- Task statement -
Repeat the listing that follows, character for character, minus the pictures.

# start of Excerpted records

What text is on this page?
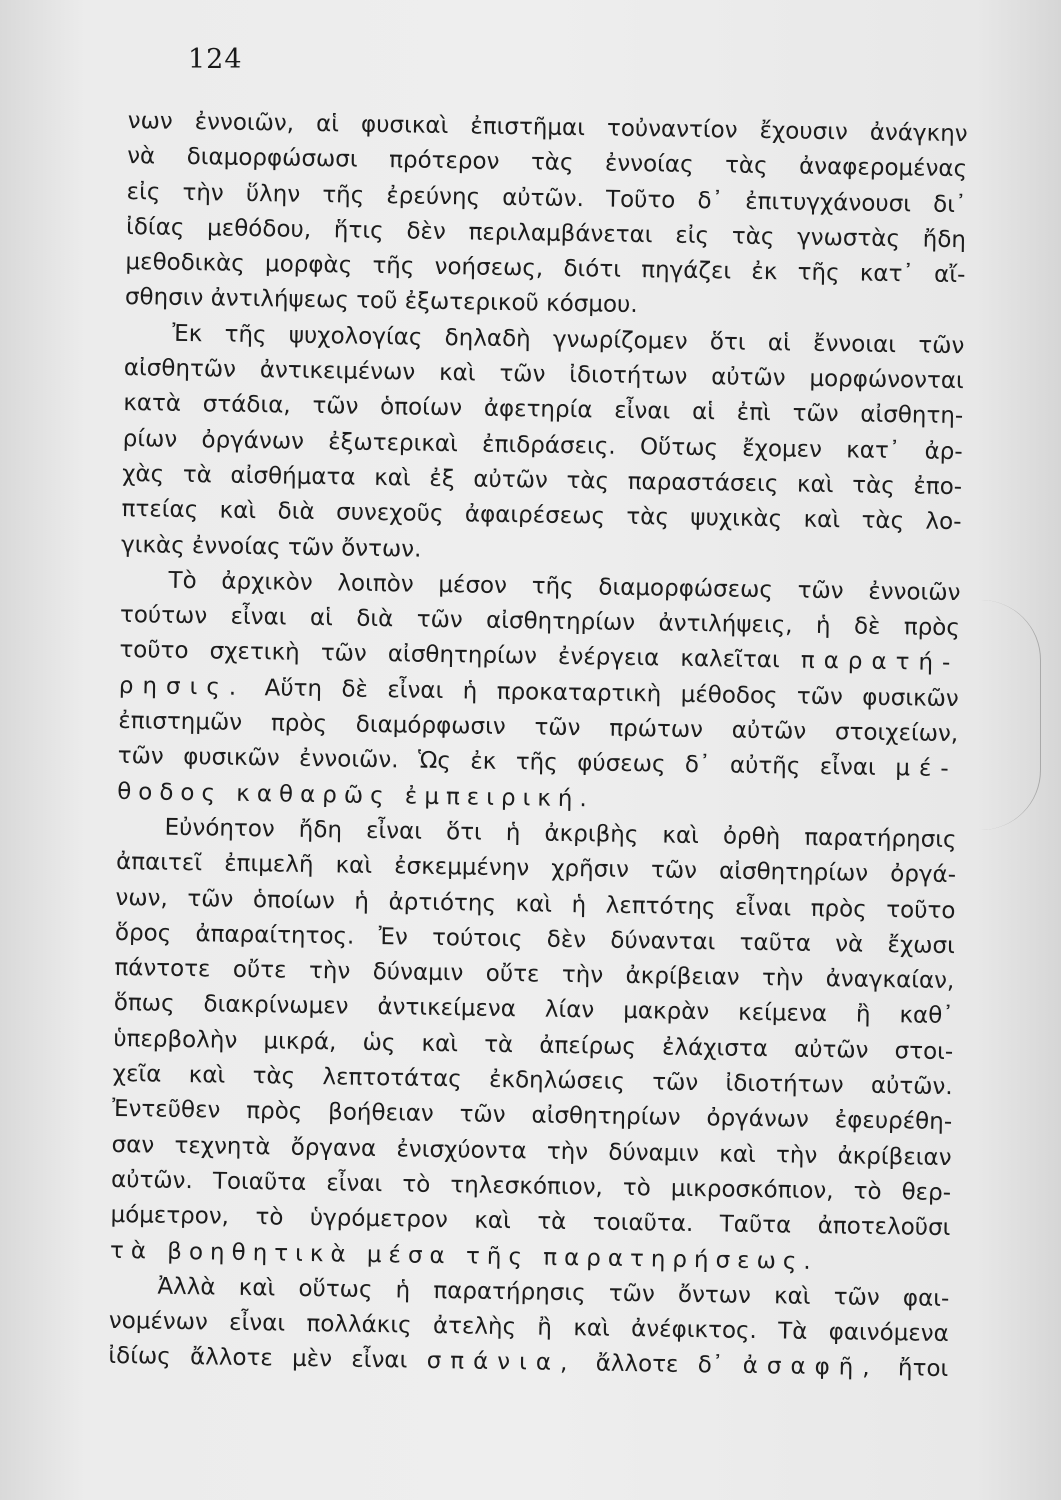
124
νων ἐννοιῶν, αἱ φυσικαὶ ἐπιστῆμαι τοὐναντίον ἔχουσιν ἀνάγκην
νὰ διαμορφώσωσι πρότερον τὰς ἐννοίας τὰς ἀναφερομένας
εἰς τὴν ὕλην τῆς ἐρεύνης αὐτῶν. Τοῦτο δ᾿ ἐπιτυγχάνουσι δι᾿
ἰδίας μεθόδου, ἥτις δὲν περιλαμβάνεται εἰς τὰς γνωστὰς ἤδη
μεθοδικὰς μορφὰς τῆς νοήσεως, διότι πηγάζει ἐκ τῆς κατ᾿ αἴ-
σθησιν ἀντιλήψεως τοῦ ἐξωτερικοῦ κόσμου.
Ἐκ τῆς ψυχολογίας δηλαδὴ γνωρίζομεν ὅτι αἱ ἔννοιαι τῶν
αἰσθητῶν ἀντικειμένων καὶ τῶν ἰδιοτήτων αὐτῶν μορφώνονται
κατὰ στάδια, τῶν ὁποίων ἀφετηρία εἶναι αἱ ἐπὶ τῶν αἰσθητη-
ρίων ὀργάνων ἐξωτερικαὶ ἐπιδράσεις. Οὕτως ἔχομεν κατ᾿ ἀρ-
χὰς τὰ αἰσθήματα καὶ ἐξ αὐτῶν τὰς παραστάσεις καὶ τὰς ἐπο-
πτείας καὶ διὰ συνεχοῦς ἀφαιρέσεως τὰς ψυχικὰς καὶ τὰς λο-
γικὰς ἐννοίας τῶν ὄντων.
Τὸ ἀρχικὸν λοιπὸν μέσον τῆς διαμορφώσεως τῶν ἐννοιῶν
τούτων εἶναι αἱ διὰ τῶν αἰσθητηρίων ἀντιλήψεις, ἡ δὲ πρὸς
τοῦτο σχετικὴ τῶν αἰσθητηρίων ἐνέργεια καλεῖται παρατή-
ρησις. Αὕτη δὲ εἶναι ἡ προκαταρτικὴ μέθοδος τῶν φυσικῶν
ἐπιστημῶν πρὸς διαμόρφωσιν τῶν πρώτων αὐτῶν στοιχείων,
τῶν φυσικῶν ἐννοιῶν. Ὡς ἐκ τῆς φύσεως δ᾿ αὐτῆς εἶναι μέ-
θοδος καθαρῶς ἐμπειρική.
Εὐνόητον ἤδη εἶναι ὅτι ἡ ἀκριβὴς καὶ ὀρθὴ παρατήρησις
ἀπαιτεῖ ἐπιμελῆ καὶ ἐσκεμμένην χρῆσιν τῶν αἰσθητηρίων ὀργά-
νων, τῶν ὁποίων ἡ ἀρτιότης καὶ ἡ λεπτότης εἶναι πρὸς τοῦτο
ὅρος ἀπαραίτητος. Ἐν τούτοις δὲν δύνανται ταῦτα νὰ ἔχωσι
πάντοτε οὔτε τὴν δύναμιν οὔτε τὴν ἀκρίβειαν τὴν ἀναγκαίαν,
ὅπως διακρίνωμεν ἀντικείμενα λίαν μακρὰν κείμενα ἢ καθ᾿
ὑπερβολὴν μικρά, ὡς καὶ τὰ ἀπείρως ἐλάχιστα αὐτῶν στοι-
χεῖα καὶ τὰς λεπτοτάτας ἐκδηλώσεις τῶν ἰδιοτήτων αὐτῶν.
Ἐντεῦθεν πρὸς βοήθειαν τῶν αἰσθητηρίων ὀργάνων ἐφευρέθη-
σαν τεχνητὰ ὄργανα ἐνισχύοντα τὴν δύναμιν καὶ τὴν ἀκρίβειαν
αὐτῶν. Τοιαῦτα εἶναι τὸ τηλεσκόπιον, τὸ μικροσκόπιον, τὸ θερ-
μόμετρον, τὸ ὑγρόμετρον καὶ τὰ τοιαῦτα. Ταῦτα ἀποτελοῦσι
τὰ βοηθητικὰ μέσα τῆς παρατηρήσεως.
Ἀλλὰ καὶ οὕτως ἡ παρατήρησις τῶν ὄντων καὶ τῶν φαι-
νομένων εἶναι πολλάκις ἀτελὴς ἢ καὶ ἀνέφικτος. Τὰ φαινόμενα
ἰδίως ἄλλοτε μὲν εἶναι σπάνια, ἄλλοτε δ᾿ ἀσαφῆ, ἤτοι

# end of Excerpted records

- Response to the exercise -
What text is on this page?
124
νων ἐννοιῶν, αἱ φυσικαὶ ἐπιστῆμαι τοὐναντίον ἔχουσιν ἀνάγκην
νὰ διαμορφώσωσι πρότερον τὰς ἐννοίας τὰς ἀναφερομένας
εἰς τὴν ὕλην τῆς ἐρεύνης αὐτῶν. Τοῦτο δ᾿ ἐπιτυγχάνουσι δι᾿
ἰδίας μεθόδου, ἥτις δὲν περιλαμβάνεται εἰς τὰς γνωστὰς ἤδη
μεθοδικὰς μορφὰς τῆς νοήσεως, διότι πηγάζει ἐκ τῆς κατ᾿ αἴ-
σθησιν ἀντιλήψεως τοῦ ἐξωτερικοῦ κόσμου.
Ἐκ τῆς ψυχολογίας δηλαδὴ γνωρίζομεν ὅτι αἱ ἔννοιαι τῶν
αἰσθητῶν ἀντικειμένων καὶ τῶν ἰδιοτήτων αὐτῶν μορφώνονται
κατὰ στάδια, τῶν ὁποίων ἀφετηρία εἶναι αἱ ἐπὶ τῶν αἰσθητη-
ρίων ὀργάνων ἐξωτερικαὶ ἐπιδράσεις. Οὕτως ἔχομεν κατ᾿ ἀρ-
χὰς τὰ αἰσθήματα καὶ ἐξ αὐτῶν τὰς παραστάσεις καὶ τὰς ἐπο-
πτείας καὶ διὰ συνεχοῦς ἀφαιρέσεως τὰς ψυχικὰς καὶ τὰς λο-
γικὰς ἐννοίας τῶν ὄντων.
Τὸ ἀρχικὸν λοιπὸν μέσον τῆς διαμορφώσεως τῶν ἐννοιῶν
τούτων εἶναι αἱ διὰ τῶν αἰσθητηρίων ἀντιλήψεις, ἡ δὲ πρὸς
τοῦτο σχετικὴ τῶν αἰσθητηρίων ἐνέργεια καλεῖται παρατή-
ρησις. Αὕτη δὲ εἶναι ἡ προκαταρτικὴ μέθοδος τῶν φυσικῶν
ἐπιστημῶν πρὸς διαμόρφωσιν τῶν πρώτων αὐτῶν στοιχείων,
τῶν φυσικῶν ἐννοιῶν. Ὡς ἐκ τῆς φύσεως δ᾿ αὐτῆς εἶναι μέ-
θοδος καθαρῶς ἐμπειρική.
Εὐνόητον ἤδη εἶναι ὅτι ἡ ἀκριβὴς καὶ ὀρθὴ παρατήρησις
ἀπαιτεῖ ἐπιμελῆ καὶ ἐσκεμμένην χρῆσιν τῶν αἰσθητηρίων ὀργά-
νων, τῶν ὁποίων ἡ ἀρτιότης καὶ ἡ λεπτότης εἶναι πρὸς τοῦτο
ὅρος ἀπαραίτητος. Ἐν τούτοις δὲν δύνανται ταῦτα νὰ ἔχωσι
πάντοτε οὔτε τὴν δύναμιν οὔτε τὴν ἀκρίβειαν τὴν ἀναγκαίαν,
ὅπως διακρίνωμεν ἀντικείμενα λίαν μακρὰν κείμενα ἢ καθ᾿
ὑπερβολὴν μικρά, ὡς καὶ τὰ ἀπείρως ἐλάχιστα αὐτῶν στοι-
χεῖα καὶ τὰς λεπτοτάτας ἐκδηλώσεις τῶν ἰδιοτήτων αὐτῶν.
Ἐντεῦθεν πρὸς βοήθειαν τῶν αἰσθητηρίων ὀργάνων ἐφευρέθη-
σαν τεχνητὰ ὄργανα ἐνισχύοντα τὴν δύναμιν καὶ τὴν ἀκρίβειαν
αὐτῶν. Τοιαῦτα εἶναι τὸ τηλεσκόπιον, τὸ μικροσκόπιον, τὸ θερ-
μόμετρον, τὸ ὑγρόμετρον καὶ τὰ τοιαῦτα. Ταῦτα ἀποτελοῦσι
τὰ βοηθητικὰ μέσα τῆς παρατηρήσεως.
Ἀλλὰ καὶ οὕτως ἡ παρατήρησις τῶν ὄντων καὶ τῶν φαι-
νομένων εἶναι πολλάκις ἀτελὴς ἢ καὶ ἀνέφικτος. Τὰ φαινόμενα
ἰδίως ἄλλοτε μὲν εἶναι σπάνια, ἄλλοτε δ᾿ ἀσαφῆ, ἤτοι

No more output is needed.